▸ Short task
Of the lines in this material, how many contain "Manager"? Answer with a single number only.
** start Exercise data **
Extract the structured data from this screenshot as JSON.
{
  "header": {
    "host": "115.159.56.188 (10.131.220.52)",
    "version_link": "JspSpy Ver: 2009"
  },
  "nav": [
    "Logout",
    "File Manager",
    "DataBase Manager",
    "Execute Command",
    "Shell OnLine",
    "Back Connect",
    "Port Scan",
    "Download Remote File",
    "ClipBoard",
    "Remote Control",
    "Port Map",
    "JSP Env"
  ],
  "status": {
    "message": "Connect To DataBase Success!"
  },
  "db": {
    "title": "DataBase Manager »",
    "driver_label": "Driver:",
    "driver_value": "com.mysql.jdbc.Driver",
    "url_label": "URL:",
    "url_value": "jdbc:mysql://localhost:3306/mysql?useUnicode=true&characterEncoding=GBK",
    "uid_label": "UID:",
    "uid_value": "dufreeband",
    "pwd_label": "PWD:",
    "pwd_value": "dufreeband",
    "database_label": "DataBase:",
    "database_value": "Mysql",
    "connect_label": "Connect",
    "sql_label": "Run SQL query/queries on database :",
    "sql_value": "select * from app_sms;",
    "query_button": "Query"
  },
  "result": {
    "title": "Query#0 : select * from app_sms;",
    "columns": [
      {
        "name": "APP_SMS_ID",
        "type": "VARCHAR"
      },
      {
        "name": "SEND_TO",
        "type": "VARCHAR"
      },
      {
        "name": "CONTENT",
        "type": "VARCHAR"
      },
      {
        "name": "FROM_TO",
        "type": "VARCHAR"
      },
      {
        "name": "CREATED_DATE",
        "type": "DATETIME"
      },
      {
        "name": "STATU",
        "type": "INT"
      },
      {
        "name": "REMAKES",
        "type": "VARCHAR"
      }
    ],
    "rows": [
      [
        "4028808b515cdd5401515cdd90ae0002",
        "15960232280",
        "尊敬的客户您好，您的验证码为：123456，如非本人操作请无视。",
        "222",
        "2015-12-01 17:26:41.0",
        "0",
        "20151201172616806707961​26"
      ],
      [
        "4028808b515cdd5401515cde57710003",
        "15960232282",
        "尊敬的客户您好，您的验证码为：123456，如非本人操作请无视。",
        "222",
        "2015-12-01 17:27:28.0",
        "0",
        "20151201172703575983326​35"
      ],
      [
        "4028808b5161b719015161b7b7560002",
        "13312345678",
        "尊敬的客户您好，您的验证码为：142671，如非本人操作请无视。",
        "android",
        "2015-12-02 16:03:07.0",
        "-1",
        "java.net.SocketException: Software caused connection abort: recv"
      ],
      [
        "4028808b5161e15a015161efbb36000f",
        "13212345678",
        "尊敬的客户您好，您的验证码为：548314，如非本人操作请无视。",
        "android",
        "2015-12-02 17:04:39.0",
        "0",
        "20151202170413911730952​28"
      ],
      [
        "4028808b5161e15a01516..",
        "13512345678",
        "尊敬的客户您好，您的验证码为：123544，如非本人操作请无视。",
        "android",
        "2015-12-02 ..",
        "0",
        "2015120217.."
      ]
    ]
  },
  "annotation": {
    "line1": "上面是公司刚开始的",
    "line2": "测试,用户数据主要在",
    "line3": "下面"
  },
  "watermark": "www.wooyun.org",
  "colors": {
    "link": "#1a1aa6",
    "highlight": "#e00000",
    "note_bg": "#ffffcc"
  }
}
** end Exercise data **
▸ Expected answer
3